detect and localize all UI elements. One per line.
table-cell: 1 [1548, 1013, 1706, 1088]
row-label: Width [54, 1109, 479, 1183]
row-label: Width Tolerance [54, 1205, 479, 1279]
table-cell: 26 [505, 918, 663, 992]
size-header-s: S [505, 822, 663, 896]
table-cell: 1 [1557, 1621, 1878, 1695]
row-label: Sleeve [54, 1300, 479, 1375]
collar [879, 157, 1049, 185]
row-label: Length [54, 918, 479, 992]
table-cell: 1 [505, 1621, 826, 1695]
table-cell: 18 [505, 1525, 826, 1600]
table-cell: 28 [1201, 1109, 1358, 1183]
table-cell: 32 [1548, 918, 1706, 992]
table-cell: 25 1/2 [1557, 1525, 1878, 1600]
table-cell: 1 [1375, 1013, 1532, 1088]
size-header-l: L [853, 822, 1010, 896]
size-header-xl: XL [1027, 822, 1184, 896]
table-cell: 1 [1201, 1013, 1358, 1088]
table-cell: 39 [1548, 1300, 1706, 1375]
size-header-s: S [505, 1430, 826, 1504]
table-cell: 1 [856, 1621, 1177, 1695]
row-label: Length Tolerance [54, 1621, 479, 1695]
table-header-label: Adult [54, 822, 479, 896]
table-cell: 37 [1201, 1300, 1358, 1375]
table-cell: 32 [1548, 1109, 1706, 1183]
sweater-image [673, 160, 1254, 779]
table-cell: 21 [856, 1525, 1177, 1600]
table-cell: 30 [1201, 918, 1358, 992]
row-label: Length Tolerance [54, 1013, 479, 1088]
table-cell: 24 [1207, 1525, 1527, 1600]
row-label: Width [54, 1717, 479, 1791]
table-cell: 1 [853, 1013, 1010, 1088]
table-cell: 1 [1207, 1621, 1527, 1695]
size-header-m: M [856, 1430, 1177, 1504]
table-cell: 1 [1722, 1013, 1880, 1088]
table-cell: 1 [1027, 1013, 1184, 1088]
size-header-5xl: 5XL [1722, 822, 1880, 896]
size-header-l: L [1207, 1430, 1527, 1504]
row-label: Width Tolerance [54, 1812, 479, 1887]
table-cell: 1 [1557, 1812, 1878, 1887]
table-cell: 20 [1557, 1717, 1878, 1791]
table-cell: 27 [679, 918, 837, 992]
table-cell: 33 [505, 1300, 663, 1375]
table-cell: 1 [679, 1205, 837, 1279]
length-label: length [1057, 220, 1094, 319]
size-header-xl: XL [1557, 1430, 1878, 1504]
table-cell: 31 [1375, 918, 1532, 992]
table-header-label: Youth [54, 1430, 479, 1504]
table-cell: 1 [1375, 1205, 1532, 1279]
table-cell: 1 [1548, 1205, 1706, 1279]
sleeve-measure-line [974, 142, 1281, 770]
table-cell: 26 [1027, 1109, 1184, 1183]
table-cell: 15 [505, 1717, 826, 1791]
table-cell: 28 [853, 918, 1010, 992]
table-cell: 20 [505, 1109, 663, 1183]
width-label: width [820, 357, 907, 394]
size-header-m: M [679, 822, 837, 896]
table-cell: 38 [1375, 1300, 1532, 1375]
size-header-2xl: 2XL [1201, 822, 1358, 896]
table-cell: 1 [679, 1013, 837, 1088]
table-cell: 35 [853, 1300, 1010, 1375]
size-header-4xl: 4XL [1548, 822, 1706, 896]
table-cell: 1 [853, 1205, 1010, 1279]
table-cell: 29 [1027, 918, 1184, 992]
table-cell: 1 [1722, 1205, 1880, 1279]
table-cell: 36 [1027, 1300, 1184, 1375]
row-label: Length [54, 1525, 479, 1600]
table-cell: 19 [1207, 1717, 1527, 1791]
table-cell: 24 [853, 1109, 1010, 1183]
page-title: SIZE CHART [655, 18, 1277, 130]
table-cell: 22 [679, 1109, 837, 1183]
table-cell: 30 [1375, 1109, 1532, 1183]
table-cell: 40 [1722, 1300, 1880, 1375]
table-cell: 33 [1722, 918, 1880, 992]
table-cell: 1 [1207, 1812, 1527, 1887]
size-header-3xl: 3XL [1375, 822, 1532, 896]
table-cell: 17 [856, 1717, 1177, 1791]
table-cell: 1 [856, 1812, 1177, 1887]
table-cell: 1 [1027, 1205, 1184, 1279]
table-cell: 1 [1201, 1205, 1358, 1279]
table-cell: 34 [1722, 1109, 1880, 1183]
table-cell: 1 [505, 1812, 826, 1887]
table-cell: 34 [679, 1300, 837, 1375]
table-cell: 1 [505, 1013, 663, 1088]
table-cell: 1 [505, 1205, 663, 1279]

+ + +

● TASK INSTRUCTIONS: Repeat all of these lines with every "Tolerance" switched to "Allowance", and leave everything else as it is.

● WORKED ANSWER:
detect and localize all UI elements. One per line.
table-cell: 1 [1548, 1013, 1706, 1088]
row-label: Width [54, 1109, 479, 1183]
row-label: Width Allowance [54, 1205, 479, 1279]
table-cell: 26 [505, 918, 663, 992]
size-header-s: S [505, 822, 663, 896]
table-cell: 1 [1557, 1621, 1878, 1695]
row-label: Sleeve [54, 1300, 479, 1375]
collar [879, 157, 1049, 185]
row-label: Length [54, 918, 479, 992]
table-cell: 1 [505, 1621, 826, 1695]
table-cell: 18 [505, 1525, 826, 1600]
table-cell: 28 [1201, 1109, 1358, 1183]
table-cell: 32 [1548, 918, 1706, 992]
table-cell: 25 1/2 [1557, 1525, 1878, 1600]
table-cell: 1 [1375, 1013, 1532, 1088]
size-header-l: L [853, 822, 1010, 896]
size-header-xl: XL [1027, 822, 1184, 896]
table-cell: 1 [1201, 1013, 1358, 1088]
table-cell: 39 [1548, 1300, 1706, 1375]
size-header-s: S [505, 1430, 826, 1504]
table-cell: 1 [856, 1621, 1177, 1695]
row-label: Length Allowance [54, 1621, 479, 1695]
table-header-label: Adult [54, 822, 479, 896]
table-cell: 37 [1201, 1300, 1358, 1375]
table-cell: 32 [1548, 1109, 1706, 1183]
sweater-image [673, 160, 1254, 779]
table-cell: 21 [856, 1525, 1177, 1600]
table-cell: 30 [1201, 918, 1358, 992]
row-label: Length Allowance [54, 1013, 479, 1088]
table-cell: 24 [1207, 1525, 1527, 1600]
row-label: Width [54, 1717, 479, 1791]
table-cell: 1 [853, 1013, 1010, 1088]
table-cell: 1 [1207, 1621, 1527, 1695]
size-header-m: M [856, 1430, 1177, 1504]
table-cell: 1 [1722, 1013, 1880, 1088]
table-cell: 1 [1027, 1013, 1184, 1088]
size-header-5xl: 5XL [1722, 822, 1880, 896]
size-header-l: L [1207, 1430, 1527, 1504]
row-label: Width Allowance [54, 1812, 479, 1887]
table-cell: 1 [1557, 1812, 1878, 1887]
table-cell: 20 [1557, 1717, 1878, 1791]
table-cell: 27 [679, 918, 837, 992]
table-cell: 33 [505, 1300, 663, 1375]
table-cell: 1 [679, 1205, 837, 1279]
length-label: length [1057, 220, 1094, 319]
size-header-xl: XL [1557, 1430, 1878, 1504]
table-cell: 31 [1375, 918, 1532, 992]
table-header-label: Youth [54, 1430, 479, 1504]
table-cell: 1 [1375, 1205, 1532, 1279]
table-cell: 1 [1548, 1205, 1706, 1279]
sleeve-measure-line [974, 142, 1281, 770]
table-cell: 26 [1027, 1109, 1184, 1183]
table-cell: 15 [505, 1717, 826, 1791]
table-cell: 28 [853, 918, 1010, 992]
table-cell: 20 [505, 1109, 663, 1183]
width-label: width [820, 357, 907, 394]
size-header-m: M [679, 822, 837, 896]
table-cell: 38 [1375, 1300, 1532, 1375]
size-header-2xl: 2XL [1201, 822, 1358, 896]
table-cell: 1 [679, 1013, 837, 1088]
table-cell: 35 [853, 1300, 1010, 1375]
size-header-4xl: 4XL [1548, 822, 1706, 896]
table-cell: 1 [853, 1205, 1010, 1279]
table-cell: 29 [1027, 918, 1184, 992]
table-cell: 1 [1722, 1205, 1880, 1279]
table-cell: 36 [1027, 1300, 1184, 1375]
row-label: Length [54, 1525, 479, 1600]
table-cell: 19 [1207, 1717, 1527, 1791]
table-cell: 24 [853, 1109, 1010, 1183]
page-title: SIZE CHART [655, 18, 1277, 130]
table-cell: 22 [679, 1109, 837, 1183]
table-cell: 30 [1375, 1109, 1532, 1183]
table-cell: 40 [1722, 1300, 1880, 1375]
table-cell: 33 [1722, 918, 1880, 992]
table-cell: 1 [1207, 1812, 1527, 1887]
size-header-3xl: 3XL [1375, 822, 1532, 896]
table-cell: 17 [856, 1717, 1177, 1791]
table-cell: 1 [856, 1812, 1177, 1887]
table-cell: 1 [1027, 1205, 1184, 1279]
table-cell: 1 [1201, 1205, 1358, 1279]
table-cell: 34 [1722, 1109, 1880, 1183]
table-cell: 1 [505, 1812, 826, 1887]
table-cell: 34 [679, 1300, 837, 1375]
table-cell: 1 [505, 1013, 663, 1088]
table-cell: 1 [505, 1205, 663, 1279]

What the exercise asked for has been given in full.